Given passage =>
REI Flash 1 Air Tent Review

REI Flash 1 Air Tent Review

The REI Flash 1 Air Tent is a one-person ultralight trekking pole tent that weighs 20 oz and costs $249. It’s a single wall tent with a side entrance and a large vestibule for gear storage. Myriad venting options increase airflow to help reduce internal condensation and the interior has enough space for one person, their sleep insulation, and some of their gear. The tent is seam-taped and well outfitted with guylines, tensioners, stakes, and extra guy out points that let you tailor the setup for different conditions and anchor the tent in windy weather. Overall, it’s an original design with a lot of useful innovations that I think people will enjoy using.

Note: A lightweight tent pole is also included with the Flash 1 Air Tent for people who don’t use trekking poles, so anyone can use it for backpacking or camping. A two-person REI Flash 2 Air Tent is also available with similar design elements and features.

Specs at a Glance

  • Capacity: 1 Person
  • Intended use: 3 season
  • Minimum Trail Weight: 20 oz (spec), 20.5 oz (actual, minus long pole)
  • Tent body including cordage (minus poles, stakes, sacks): 18.8 oz
  • Number of poles: 3 (the long pole can be replaced with a trekking pole)
    • Long pole: 38.5″ / 98 cm (1.7 oz)
    • Brow pole (REI calls it a hub): 15″  (1.2 oz)
    • Foot end pole: 12.5″ long (0.5 oz)
  • Minimum number of stakes required: 5, but you’ll want to carry a few extras for wind and other configurations
  • Type: Single-wall
  • Doors: 1
  • Materials: 15 denier ripstop nylon. Probably PU-coated.
  • Footprint Included: No
  • Seam-taped: Yes
  • Dimensions (actual)
    • Peak height: 43″ (spec), 37″ (actual)
    • Width: head end – 35″ (actual), foot end – 24″ (actual)
    • Length: 88″ (spec), 87″ (actual)

Dataset content =>
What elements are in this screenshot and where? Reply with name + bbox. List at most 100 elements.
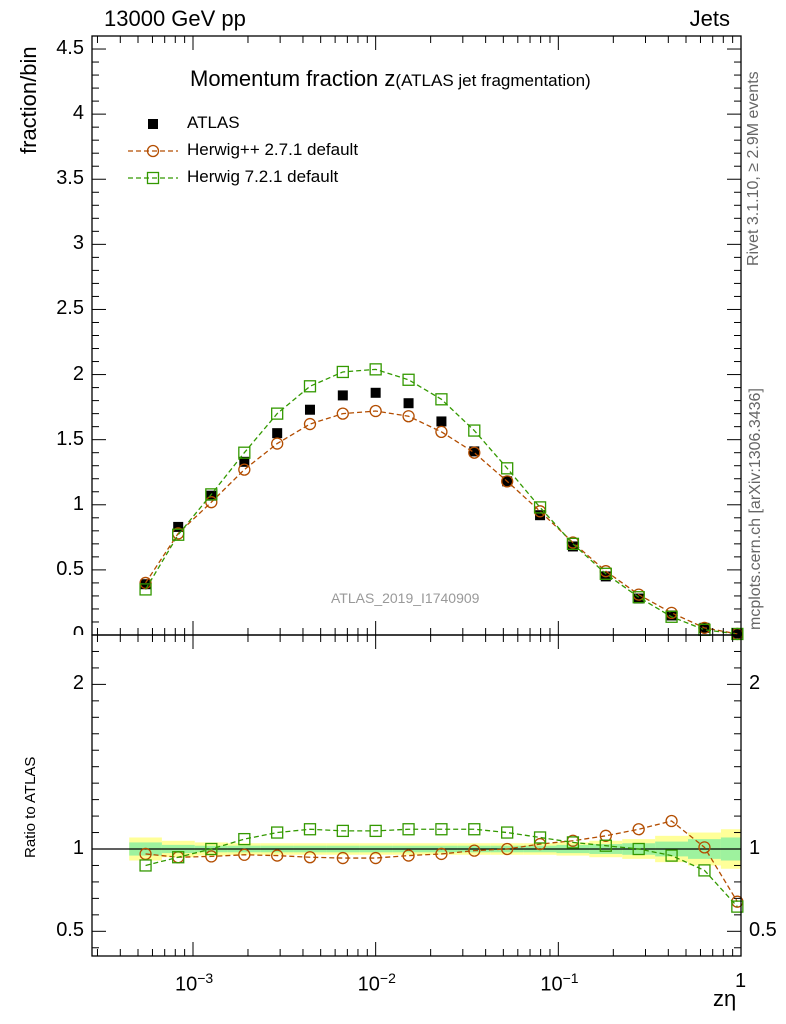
series-point-main <box>238 463 251 476</box>
x-tick-label: 10−2 <box>358 970 396 997</box>
data-point <box>304 404 315 415</box>
series-point-main <box>271 407 284 420</box>
series-point-ratio <box>369 824 382 838</box>
series-point-ratio <box>336 851 349 865</box>
series-point-ratio <box>501 826 514 839</box>
series-point-main <box>731 627 744 641</box>
series-point-main <box>402 373 415 386</box>
series-point-ratio <box>435 847 448 861</box>
data-point <box>666 610 677 621</box>
series-point-main <box>336 407 349 420</box>
series-point-main <box>501 475 514 488</box>
data-point <box>337 390 348 401</box>
series-point-ratio <box>566 836 580 849</box>
series-point-ratio <box>599 839 612 852</box>
chart-title-symbol: z <box>384 66 396 91</box>
chart-title-text: Momentum fraction <box>190 66 379 91</box>
series-point-ratio <box>139 859 152 872</box>
series-point-main <box>238 446 251 459</box>
data-point <box>403 398 414 409</box>
x-tick-label: 10−1 <box>540 970 578 997</box>
chart-title-suffix: (ATLAS jet fragmentation) <box>395 71 591 90</box>
series-point-ratio <box>271 826 284 839</box>
ratio-panel-frame <box>91 634 742 957</box>
ratio-y-tick-label-left: 0.5 <box>56 919 84 942</box>
series-point-ratio <box>205 850 218 863</box>
data-point <box>633 593 644 604</box>
series-point-ratio <box>665 814 678 828</box>
series-line-main <box>145 368 738 635</box>
ratio-y-axis-label: Ratio to ATLAS <box>22 756 39 858</box>
series-point-main <box>139 583 152 596</box>
y-tick-label: 3 <box>72 232 84 255</box>
y-tick-label: 3.5 <box>56 167 84 190</box>
y-tick-label: 1.5 <box>56 427 84 450</box>
data-point <box>173 521 184 532</box>
x-tick-label-exponent: −1 <box>562 970 579 986</box>
x-tick-label: 10−3 <box>175 970 213 997</box>
chart-title: Momentum fraction z(ATLAS jet fragmentat… <box>190 66 591 92</box>
x-axis-label: zη <box>713 986 737 1011</box>
y-tick-label: 0.5 <box>56 557 84 580</box>
x-tick-label-base: 10 <box>540 973 563 996</box>
series-point-main <box>435 425 448 439</box>
y-tick-label: 2.5 <box>56 297 84 320</box>
series-point-ratio <box>303 823 317 836</box>
series-point-ratio <box>336 824 349 838</box>
legend <box>128 119 178 185</box>
series-point-ratio <box>238 832 251 846</box>
legend-label: Herwig 7.2.1 default <box>187 167 339 186</box>
data-point <box>567 541 578 552</box>
series-point-ratio <box>533 831 547 844</box>
series-point-main <box>369 404 382 418</box>
ratio-y-tick-label-left: 2 <box>72 672 84 695</box>
series-point-ratio <box>402 823 415 836</box>
series-point-ratio <box>599 829 612 842</box>
x-tick-label-exponent: −3 <box>197 970 214 986</box>
series-point-ratio <box>665 849 678 862</box>
series-point-main <box>271 437 284 450</box>
legend-marker <box>148 119 158 129</box>
series-point-ratio <box>731 900 744 913</box>
data-point <box>469 446 480 457</box>
rivet-label: Rivet 3.1.10, ≥ 2.9M events <box>745 71 762 266</box>
x-tick-label-base: 10 <box>357 973 380 996</box>
y-tick-label-zero: 0 <box>72 623 84 635</box>
series-point-main <box>501 462 514 475</box>
series-point-main <box>172 528 185 541</box>
series-point-ratio <box>271 849 284 862</box>
data-point <box>436 416 447 427</box>
series-line-ratio <box>145 828 738 908</box>
series-point-ratio <box>205 842 218 856</box>
series-point-main <box>402 410 415 423</box>
y-tick-label: 4.5 <box>56 37 84 60</box>
series-point-ratio <box>501 842 514 856</box>
series-point-ratio <box>698 841 711 854</box>
series-point-ratio <box>435 823 448 836</box>
series-point-main <box>599 567 612 580</box>
ratio-y-tick-label-right: 2 <box>749 672 761 695</box>
y-tick-label: 2 <box>72 362 84 385</box>
series-point-ratio <box>468 823 481 836</box>
x-tick-label: 1 <box>735 970 746 993</box>
series-point-main <box>205 496 218 509</box>
axis-ticks <box>92 35 742 956</box>
series-point-ratio <box>402 849 415 862</box>
main-panel-series <box>139 363 744 641</box>
header-left-label: 13000 GeV pp <box>104 6 246 31</box>
series-point-main <box>205 488 218 501</box>
series-point-ratio <box>632 842 645 856</box>
x-tick-label-exponent: −2 <box>379 970 396 986</box>
series-point-main <box>468 424 481 437</box>
series-point-main <box>468 446 481 459</box>
series-point-ratio <box>533 837 547 851</box>
series-point-main <box>533 501 547 514</box>
series-point-ratio <box>632 823 645 836</box>
series-point-main <box>369 363 382 376</box>
series-point-main <box>435 393 448 406</box>
legend-label: Herwig++ 2.7.1 default <box>187 140 359 159</box>
y-tick-label: 1 <box>72 492 84 515</box>
series-point-main <box>303 380 317 393</box>
series-point-main <box>303 417 317 431</box>
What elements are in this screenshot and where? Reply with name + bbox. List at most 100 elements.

What to work on => Resume the REI Flash 1 Air Tent review, starting right after its length line, "Length: 88″ (spec), 87″ (actual)."

Final result =>
Single-Wall Tent

The REI Flash 1 Air Tent is a single-wall tent so it’s pitched as a single unit without a separate inner tent or rainfly. It can be pitched in the rain without getting the inner tent wet, which is one of the advantages of this design. However, there’s an increased chance of internal condensation transfer to your sleep insulation if you rub up again the walls and the surface fabric is wet.

There are many techniques to prevent internal condensation (See How to Prevent Tent Condensation) but the most important factor, apart from good campsite selection, is to have good ventilation and airflow through your tent, which the Flash 1 Air Tent has in spades. Still, unless it’s pouring rain, you’d be advised to sleep with the vestibule rolled back and the mesh wall of the tent exposed.

One side of tent is solid mesh for airflow. There are additional vents in the walls and ceiling
One side of the tent is all mesh for airflow. There are additional vents in the walls and ceiling

Tent Poles

The Flash 1 Air Tent comes with three poles: a vertical pole that can be swapped for a trekking pole, a 15″ horizontal brow pole (REI calls it a hub) used to create interior width and headroom, and a 12″ pole to increase the height of the foot end of the tent. I recommend leaving brow pole and the foot end pole in the tent when you take down the tent each morning. They’re short enough that they don’t compromise packing the tent, they’ll be harder to misplace that way, and they’ll speed setup the next time.

The horizontal pole slots into a sleeve in the top of the tent.
The horizontal brow pole slots into a sleeve in the top of the tent, under the fly.

The horizontal brow pole slots into a fabric sleeve in the ceiling of the tent. It has an adapter at the end that is compatible with trekking pole tips or the vertical pole included with the tent. A hook from the tent to the adapter holds the pole in place. The sleeve that holds the horizontal pole can be hard to distinguish from the rest of the tent because they’re the same color. My advice is to leave the horizontal pole in the sleeve when you take down the tent in the morning. This makes subsequent set up much faster and helps ensure that the interior stays dry if it’s raining.

The brow pole adapter has two holes in its base: one that fits the long pole included with the tent and one for trekking pole tips. 
The brow pole adapter has two holes in its base: one that fits the long pole included with the tent and one for trekking pole tips.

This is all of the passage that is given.